-- Data to use start --

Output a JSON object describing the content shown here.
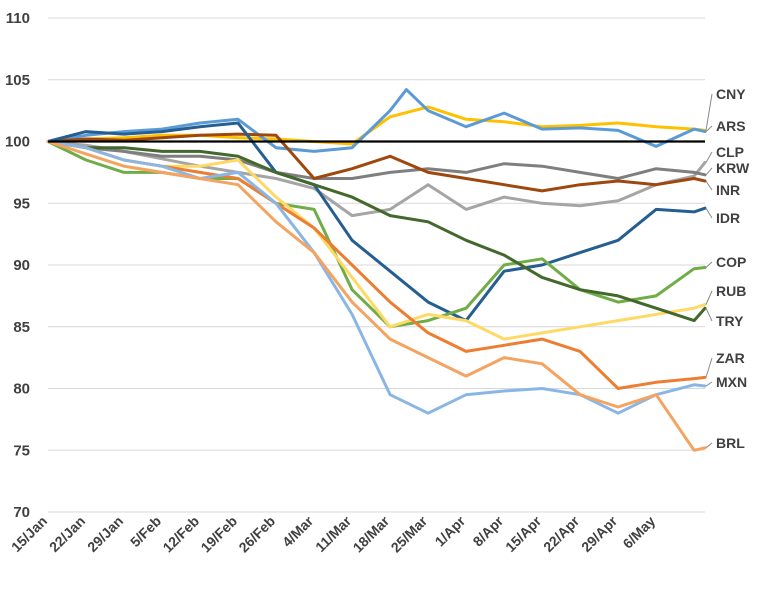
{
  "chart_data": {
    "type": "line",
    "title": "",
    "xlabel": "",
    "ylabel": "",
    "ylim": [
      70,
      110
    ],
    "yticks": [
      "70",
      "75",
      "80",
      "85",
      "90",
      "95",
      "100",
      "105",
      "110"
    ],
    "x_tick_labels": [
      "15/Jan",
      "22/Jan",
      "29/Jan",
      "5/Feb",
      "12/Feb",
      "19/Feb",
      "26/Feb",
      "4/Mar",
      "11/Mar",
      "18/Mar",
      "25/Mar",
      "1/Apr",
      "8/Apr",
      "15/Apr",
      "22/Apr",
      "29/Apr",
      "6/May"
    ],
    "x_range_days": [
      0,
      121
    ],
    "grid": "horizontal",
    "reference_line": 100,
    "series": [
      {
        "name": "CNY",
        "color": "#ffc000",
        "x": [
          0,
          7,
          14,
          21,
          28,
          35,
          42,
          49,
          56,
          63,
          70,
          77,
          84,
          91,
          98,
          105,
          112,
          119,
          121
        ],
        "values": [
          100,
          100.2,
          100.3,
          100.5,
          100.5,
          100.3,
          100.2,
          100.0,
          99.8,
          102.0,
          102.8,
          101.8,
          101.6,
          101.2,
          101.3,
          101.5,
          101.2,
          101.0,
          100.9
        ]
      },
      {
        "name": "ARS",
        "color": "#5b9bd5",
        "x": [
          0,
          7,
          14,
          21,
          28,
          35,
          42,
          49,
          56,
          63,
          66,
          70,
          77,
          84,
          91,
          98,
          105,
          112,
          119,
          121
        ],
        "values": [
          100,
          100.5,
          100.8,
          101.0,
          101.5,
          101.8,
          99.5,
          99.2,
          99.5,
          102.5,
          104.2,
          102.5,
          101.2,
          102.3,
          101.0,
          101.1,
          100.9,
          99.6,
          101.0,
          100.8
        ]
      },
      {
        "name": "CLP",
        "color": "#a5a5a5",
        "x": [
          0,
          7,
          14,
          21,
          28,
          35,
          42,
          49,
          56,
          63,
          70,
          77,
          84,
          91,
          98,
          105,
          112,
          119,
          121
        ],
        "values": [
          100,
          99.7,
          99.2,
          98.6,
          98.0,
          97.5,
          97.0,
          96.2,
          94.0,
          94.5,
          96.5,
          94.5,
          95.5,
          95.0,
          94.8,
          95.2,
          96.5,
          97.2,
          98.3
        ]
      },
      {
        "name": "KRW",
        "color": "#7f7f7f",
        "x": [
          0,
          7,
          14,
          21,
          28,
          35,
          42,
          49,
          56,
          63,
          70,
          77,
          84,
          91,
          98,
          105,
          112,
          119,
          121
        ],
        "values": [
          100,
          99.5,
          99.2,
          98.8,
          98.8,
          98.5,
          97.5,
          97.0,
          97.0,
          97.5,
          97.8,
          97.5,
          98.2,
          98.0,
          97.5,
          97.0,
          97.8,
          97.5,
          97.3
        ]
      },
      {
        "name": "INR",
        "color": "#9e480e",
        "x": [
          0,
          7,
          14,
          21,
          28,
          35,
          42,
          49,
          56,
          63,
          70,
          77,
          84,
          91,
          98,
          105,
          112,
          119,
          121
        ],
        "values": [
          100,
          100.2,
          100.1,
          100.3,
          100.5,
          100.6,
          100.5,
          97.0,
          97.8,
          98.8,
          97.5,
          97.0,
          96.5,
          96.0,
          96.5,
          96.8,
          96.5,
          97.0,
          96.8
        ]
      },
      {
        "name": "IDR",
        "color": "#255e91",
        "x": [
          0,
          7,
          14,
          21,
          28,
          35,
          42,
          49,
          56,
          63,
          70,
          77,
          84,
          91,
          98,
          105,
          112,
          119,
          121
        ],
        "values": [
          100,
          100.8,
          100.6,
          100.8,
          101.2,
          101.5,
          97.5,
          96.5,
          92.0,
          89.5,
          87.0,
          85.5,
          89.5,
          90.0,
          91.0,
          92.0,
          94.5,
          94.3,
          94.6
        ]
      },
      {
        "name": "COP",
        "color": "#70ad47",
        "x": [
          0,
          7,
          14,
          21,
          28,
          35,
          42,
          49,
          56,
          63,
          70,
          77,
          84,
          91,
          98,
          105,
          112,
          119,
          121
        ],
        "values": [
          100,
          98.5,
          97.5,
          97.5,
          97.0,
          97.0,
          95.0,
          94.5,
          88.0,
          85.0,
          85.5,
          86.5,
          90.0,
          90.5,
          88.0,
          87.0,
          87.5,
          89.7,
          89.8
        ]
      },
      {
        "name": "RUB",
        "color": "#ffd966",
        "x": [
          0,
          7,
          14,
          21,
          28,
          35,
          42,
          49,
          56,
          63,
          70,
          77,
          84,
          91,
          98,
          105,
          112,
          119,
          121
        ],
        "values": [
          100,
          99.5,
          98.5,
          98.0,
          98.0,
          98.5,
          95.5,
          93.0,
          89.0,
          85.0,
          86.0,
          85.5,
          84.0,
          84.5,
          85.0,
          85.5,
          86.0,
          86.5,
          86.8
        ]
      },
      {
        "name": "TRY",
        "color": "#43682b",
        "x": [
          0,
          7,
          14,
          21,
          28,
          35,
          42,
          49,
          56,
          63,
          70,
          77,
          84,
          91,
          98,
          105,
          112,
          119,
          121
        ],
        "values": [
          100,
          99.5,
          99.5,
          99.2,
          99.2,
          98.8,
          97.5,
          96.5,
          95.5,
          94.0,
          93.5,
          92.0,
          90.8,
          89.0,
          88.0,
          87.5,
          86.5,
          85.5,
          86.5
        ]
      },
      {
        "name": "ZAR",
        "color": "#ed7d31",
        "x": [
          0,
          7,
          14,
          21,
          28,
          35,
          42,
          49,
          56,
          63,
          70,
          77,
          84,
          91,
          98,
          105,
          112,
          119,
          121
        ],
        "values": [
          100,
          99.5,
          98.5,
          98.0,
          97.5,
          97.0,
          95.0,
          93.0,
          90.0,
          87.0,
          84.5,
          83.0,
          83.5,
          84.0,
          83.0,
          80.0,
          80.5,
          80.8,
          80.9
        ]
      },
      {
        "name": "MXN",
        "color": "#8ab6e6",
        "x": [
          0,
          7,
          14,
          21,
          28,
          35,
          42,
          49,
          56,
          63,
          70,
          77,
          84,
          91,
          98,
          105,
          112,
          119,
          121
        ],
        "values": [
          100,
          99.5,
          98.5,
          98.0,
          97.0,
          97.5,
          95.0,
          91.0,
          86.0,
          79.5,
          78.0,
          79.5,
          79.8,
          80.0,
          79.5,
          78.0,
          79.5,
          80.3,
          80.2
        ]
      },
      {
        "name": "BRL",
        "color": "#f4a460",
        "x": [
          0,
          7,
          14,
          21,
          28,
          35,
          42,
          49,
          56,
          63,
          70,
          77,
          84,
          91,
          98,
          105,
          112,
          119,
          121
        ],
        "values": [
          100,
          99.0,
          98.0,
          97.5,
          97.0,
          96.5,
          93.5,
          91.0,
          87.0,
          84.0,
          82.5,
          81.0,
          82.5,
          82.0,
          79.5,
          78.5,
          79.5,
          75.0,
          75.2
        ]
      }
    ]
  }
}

-- Data to use end --

Exercise objective:
Without the pictures, restate all the entries above exactly.

Solution to this exercise:
Output a JSON object describing the content shown here.
{
  "chart_data": {
    "type": "line",
    "title": "",
    "xlabel": "",
    "ylabel": "",
    "ylim": [
      70,
      110
    ],
    "yticks": [
      "70",
      "75",
      "80",
      "85",
      "90",
      "95",
      "100",
      "105",
      "110"
    ],
    "x_tick_labels": [
      "15/Jan",
      "22/Jan",
      "29/Jan",
      "5/Feb",
      "12/Feb",
      "19/Feb",
      "26/Feb",
      "4/Mar",
      "11/Mar",
      "18/Mar",
      "25/Mar",
      "1/Apr",
      "8/Apr",
      "15/Apr",
      "22/Apr",
      "29/Apr",
      "6/May"
    ],
    "x_range_days": [
      0,
      121
    ],
    "grid": "horizontal",
    "reference_line": 100,
    "series": [
      {
        "name": "CNY",
        "color": "#ffc000",
        "x": [
          0,
          7,
          14,
          21,
          28,
          35,
          42,
          49,
          56,
          63,
          70,
          77,
          84,
          91,
          98,
          105,
          112,
          119,
          121
        ],
        "values": [
          100,
          100.2,
          100.3,
          100.5,
          100.5,
          100.3,
          100.2,
          100.0,
          99.8,
          102.0,
          102.8,
          101.8,
          101.6,
          101.2,
          101.3,
          101.5,
          101.2,
          101.0,
          100.9
        ]
      },
      {
        "name": "ARS",
        "color": "#5b9bd5",
        "x": [
          0,
          7,
          14,
          21,
          28,
          35,
          42,
          49,
          56,
          63,
          66,
          70,
          77,
          84,
          91,
          98,
          105,
          112,
          119,
          121
        ],
        "values": [
          100,
          100.5,
          100.8,
          101.0,
          101.5,
          101.8,
          99.5,
          99.2,
          99.5,
          102.5,
          104.2,
          102.5,
          101.2,
          102.3,
          101.0,
          101.1,
          100.9,
          99.6,
          101.0,
          100.8
        ]
      },
      {
        "name": "CLP",
        "color": "#a5a5a5",
        "x": [
          0,
          7,
          14,
          21,
          28,
          35,
          42,
          49,
          56,
          63,
          70,
          77,
          84,
          91,
          98,
          105,
          112,
          119,
          121
        ],
        "values": [
          100,
          99.7,
          99.2,
          98.6,
          98.0,
          97.5,
          97.0,
          96.2,
          94.0,
          94.5,
          96.5,
          94.5,
          95.5,
          95.0,
          94.8,
          95.2,
          96.5,
          97.2,
          98.3
        ]
      },
      {
        "name": "KRW",
        "color": "#7f7f7f",
        "x": [
          0,
          7,
          14,
          21,
          28,
          35,
          42,
          49,
          56,
          63,
          70,
          77,
          84,
          91,
          98,
          105,
          112,
          119,
          121
        ],
        "values": [
          100,
          99.5,
          99.2,
          98.8,
          98.8,
          98.5,
          97.5,
          97.0,
          97.0,
          97.5,
          97.8,
          97.5,
          98.2,
          98.0,
          97.5,
          97.0,
          97.8,
          97.5,
          97.3
        ]
      },
      {
        "name": "INR",
        "color": "#9e480e",
        "x": [
          0,
          7,
          14,
          21,
          28,
          35,
          42,
          49,
          56,
          63,
          70,
          77,
          84,
          91,
          98,
          105,
          112,
          119,
          121
        ],
        "values": [
          100,
          100.2,
          100.1,
          100.3,
          100.5,
          100.6,
          100.5,
          97.0,
          97.8,
          98.8,
          97.5,
          97.0,
          96.5,
          96.0,
          96.5,
          96.8,
          96.5,
          97.0,
          96.8
        ]
      },
      {
        "name": "IDR",
        "color": "#255e91",
        "x": [
          0,
          7,
          14,
          21,
          28,
          35,
          42,
          49,
          56,
          63,
          70,
          77,
          84,
          91,
          98,
          105,
          112,
          119,
          121
        ],
        "values": [
          100,
          100.8,
          100.6,
          100.8,
          101.2,
          101.5,
          97.5,
          96.5,
          92.0,
          89.5,
          87.0,
          85.5,
          89.5,
          90.0,
          91.0,
          92.0,
          94.5,
          94.3,
          94.6
        ]
      },
      {
        "name": "COP",
        "color": "#70ad47",
        "x": [
          0,
          7,
          14,
          21,
          28,
          35,
          42,
          49,
          56,
          63,
          70,
          77,
          84,
          91,
          98,
          105,
          112,
          119,
          121
        ],
        "values": [
          100,
          98.5,
          97.5,
          97.5,
          97.0,
          97.0,
          95.0,
          94.5,
          88.0,
          85.0,
          85.5,
          86.5,
          90.0,
          90.5,
          88.0,
          87.0,
          87.5,
          89.7,
          89.8
        ]
      },
      {
        "name": "RUB",
        "color": "#ffd966",
        "x": [
          0,
          7,
          14,
          21,
          28,
          35,
          42,
          49,
          56,
          63,
          70,
          77,
          84,
          91,
          98,
          105,
          112,
          119,
          121
        ],
        "values": [
          100,
          99.5,
          98.5,
          98.0,
          98.0,
          98.5,
          95.5,
          93.0,
          89.0,
          85.0,
          86.0,
          85.5,
          84.0,
          84.5,
          85.0,
          85.5,
          86.0,
          86.5,
          86.8
        ]
      },
      {
        "name": "TRY",
        "color": "#43682b",
        "x": [
          0,
          7,
          14,
          21,
          28,
          35,
          42,
          49,
          56,
          63,
          70,
          77,
          84,
          91,
          98,
          105,
          112,
          119,
          121
        ],
        "values": [
          100,
          99.5,
          99.5,
          99.2,
          99.2,
          98.8,
          97.5,
          96.5,
          95.5,
          94.0,
          93.5,
          92.0,
          90.8,
          89.0,
          88.0,
          87.5,
          86.5,
          85.5,
          86.5
        ]
      },
      {
        "name": "ZAR",
        "color": "#ed7d31",
        "x": [
          0,
          7,
          14,
          21,
          28,
          35,
          42,
          49,
          56,
          63,
          70,
          77,
          84,
          91,
          98,
          105,
          112,
          119,
          121
        ],
        "values": [
          100,
          99.5,
          98.5,
          98.0,
          97.5,
          97.0,
          95.0,
          93.0,
          90.0,
          87.0,
          84.5,
          83.0,
          83.5,
          84.0,
          83.0,
          80.0,
          80.5,
          80.8,
          80.9
        ]
      },
      {
        "name": "MXN",
        "color": "#8ab6e6",
        "x": [
          0,
          7,
          14,
          21,
          28,
          35,
          42,
          49,
          56,
          63,
          70,
          77,
          84,
          91,
          98,
          105,
          112,
          119,
          121
        ],
        "values": [
          100,
          99.5,
          98.5,
          98.0,
          97.0,
          97.5,
          95.0,
          91.0,
          86.0,
          79.5,
          78.0,
          79.5,
          79.8,
          80.0,
          79.5,
          78.0,
          79.5,
          80.3,
          80.2
        ]
      },
      {
        "name": "BRL",
        "color": "#f4a460",
        "x": [
          0,
          7,
          14,
          21,
          28,
          35,
          42,
          49,
          56,
          63,
          70,
          77,
          84,
          91,
          98,
          105,
          112,
          119,
          121
        ],
        "values": [
          100,
          99.0,
          98.0,
          97.5,
          97.0,
          96.5,
          93.5,
          91.0,
          87.0,
          84.0,
          82.5,
          81.0,
          82.5,
          82.0,
          79.5,
          78.5,
          79.5,
          75.0,
          75.2
        ]
      }
    ]
  }
}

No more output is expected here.